═══ Given entries

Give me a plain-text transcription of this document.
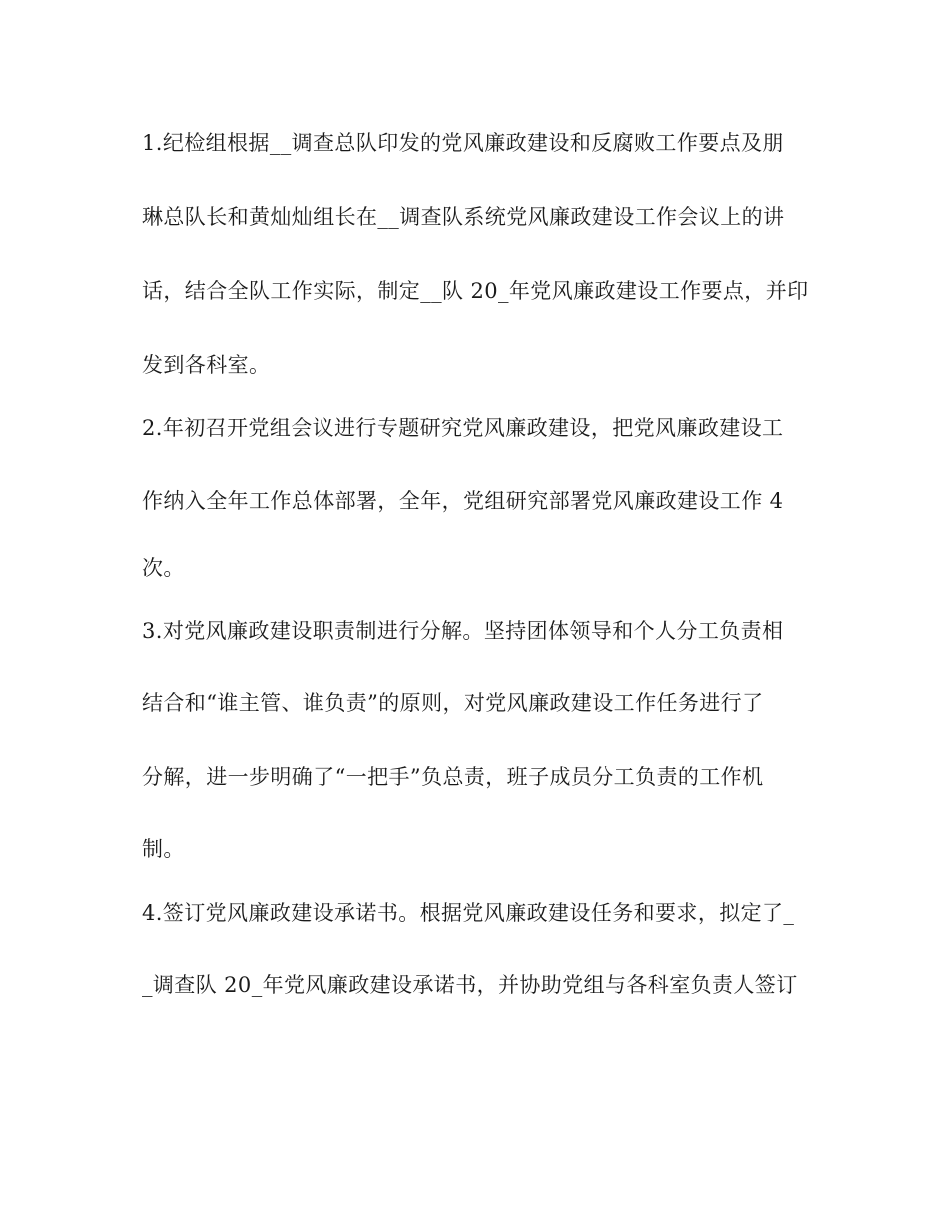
1.纪检组根据__调查总队印发的党风廉政建设和反腐败工作要点及朋
琳总队长和黄灿灿组长在__调查队系统党风廉政建设工作会议上的讲
话，结合全队工作实际，制定__队 20_年党风廉政建设工作要点，并印
发到各科室。
2.年初召开党组会议进行专题研究党风廉政建设，把党风廉政建设工
作纳入全年工作总体部署，全年，党组研究部署党风廉政建设工作 4
次。
3.对党风廉政建设职责制进行分解。坚持团体领导和个人分工负责相
结合和“谁主管、谁负责”的原则，对党风廉政建设工作任务进行了
分解，进一步明确了“一把手”负总责，班子成员分工负责的工作机
制。
4.签订党风廉政建设承诺书。根据党风廉政建设任务和要求，拟定了_
_调查队 20_年党风廉政建设承诺书，并协助党组与各科室负责人签订
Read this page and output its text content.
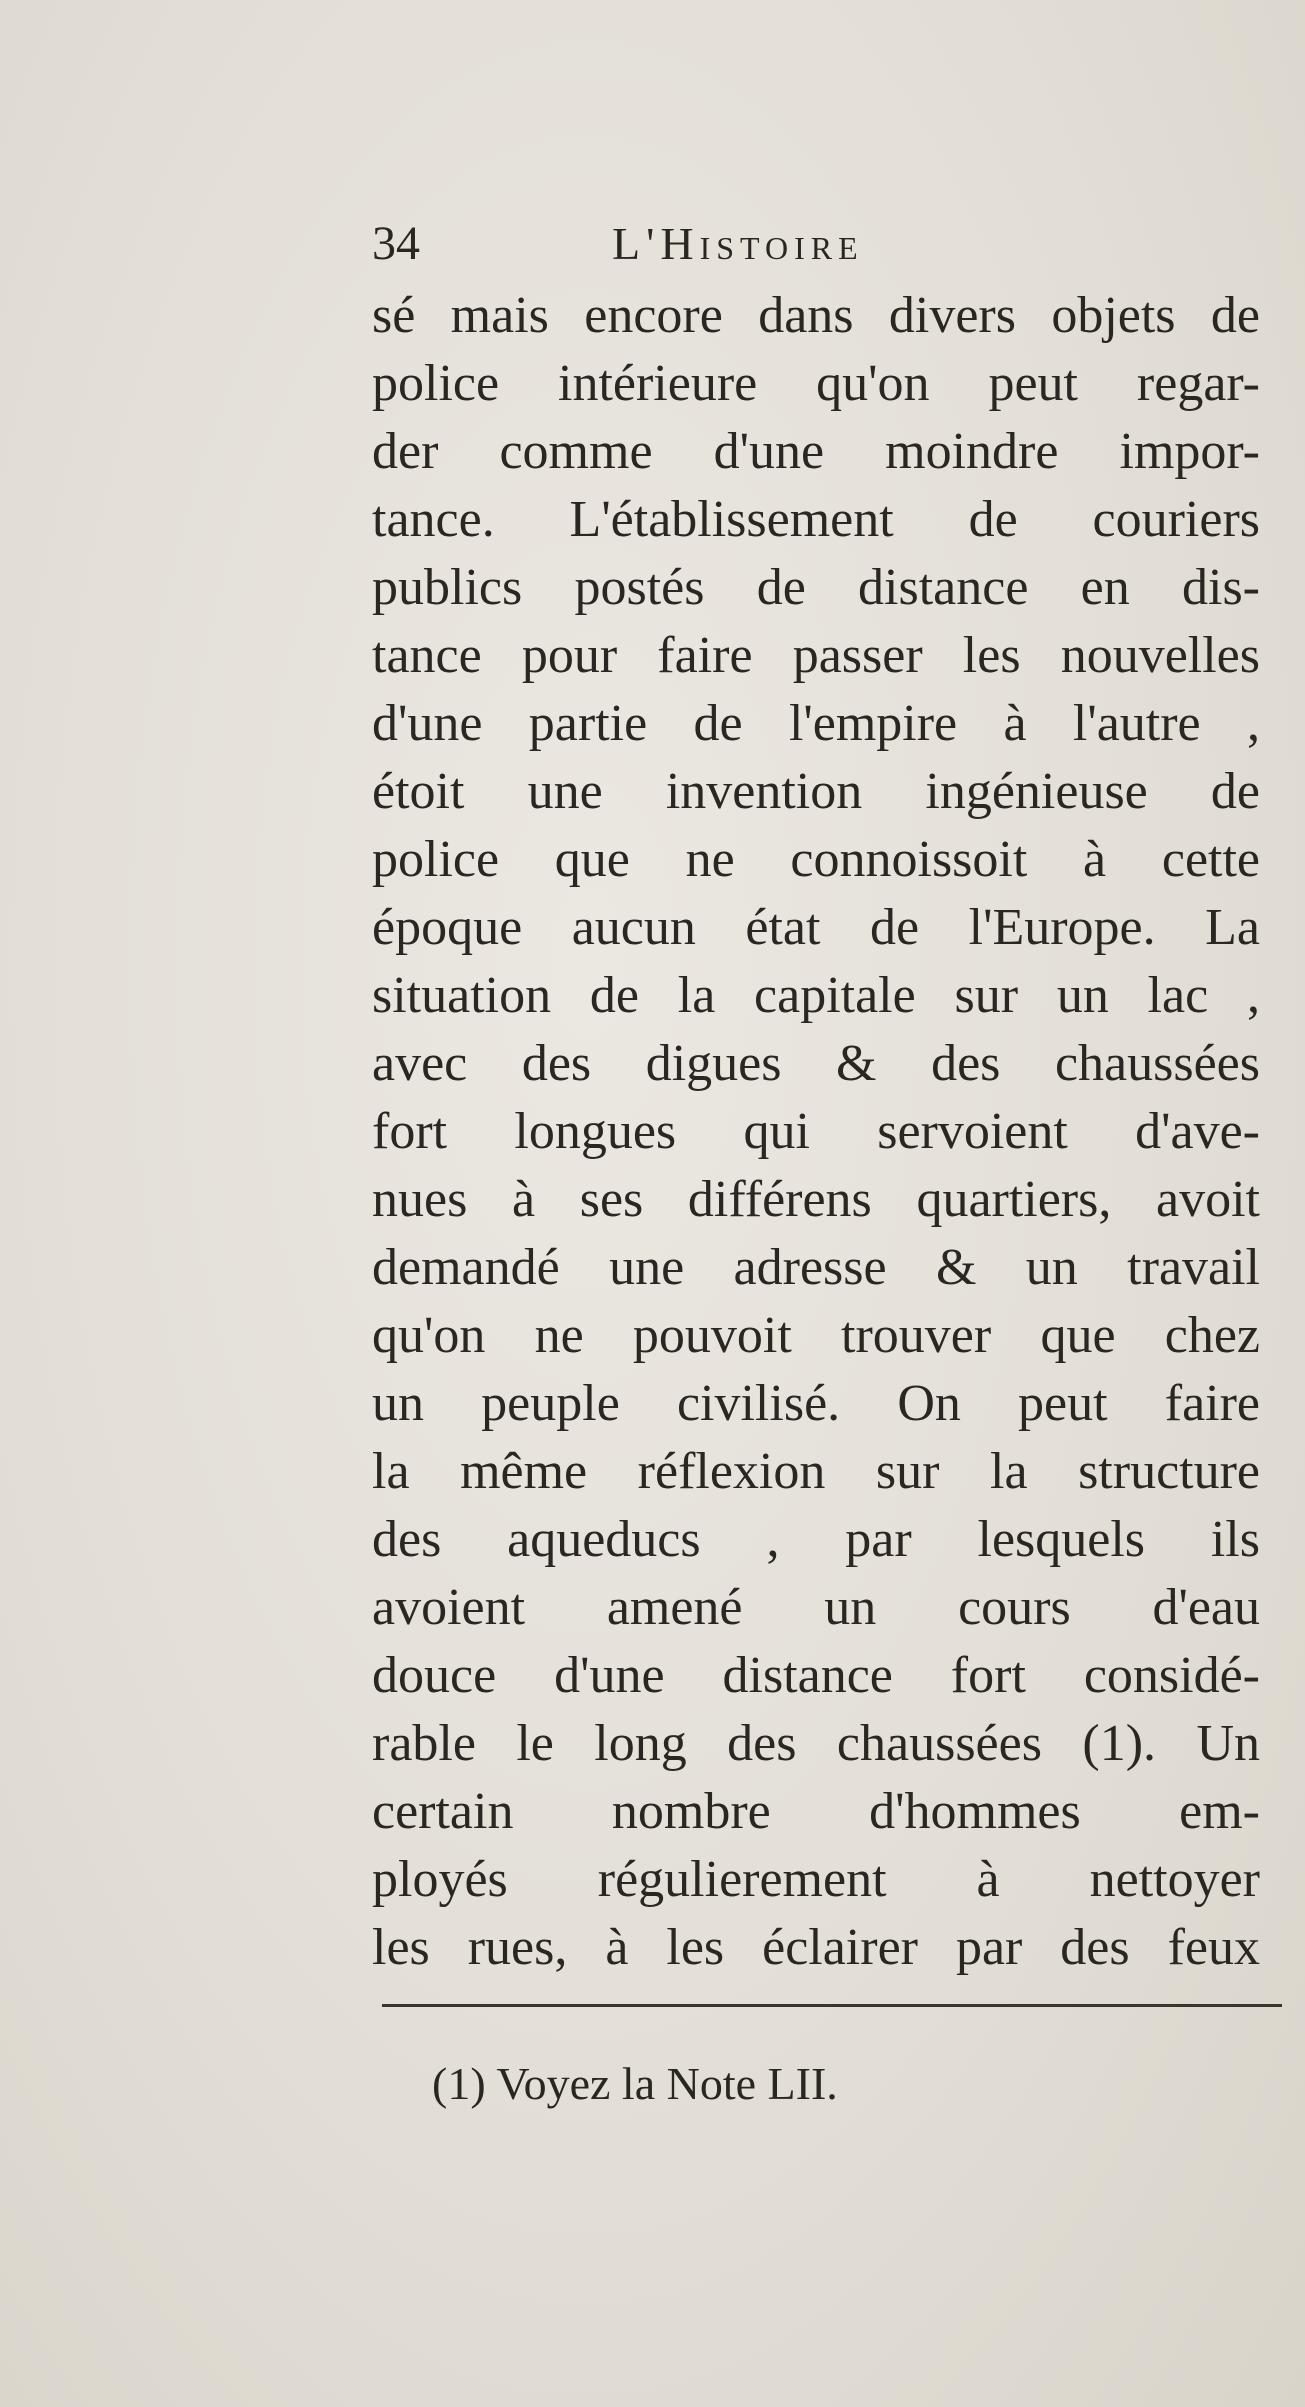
34	L'Histoire
sé mais encore dans divers objets de
police intérieure qu'on peut regar-
der comme d'une moindre impor-
tance. L'établissement de couriers
publics postés de distance en dis-
tance pour faire passer les nouvelles
d'une partie de l'empire à l'autre ,
étoit une invention ingénieuse de
police que ne connoissoit à cette
époque aucun état de l'Europe. La
situation de la capitale sur un lac ,
avec des digues & des chaussées
fort longues qui servoient d'ave-
nues à ses différens quartiers, avoit
demandé une adresse & un travail
qu'on ne pouvoit trouver que chez
un peuple civilisé. On peut faire
la même réflexion sur la structure
des aqueducs , par lesquels ils
avoient amené un cours d'eau
douce d'une distance fort considé-
rable le long des chaussées (1). Un
certain nombre d'hommes em-
ployés régulierement à nettoyer
les rues, à les éclairer par des feux
(1) Voyez la Note LII.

══════

§ **Task requirements**:
Lines holding the word "this" should be counted across the entries; state only how many there are.

§ **Result**:
2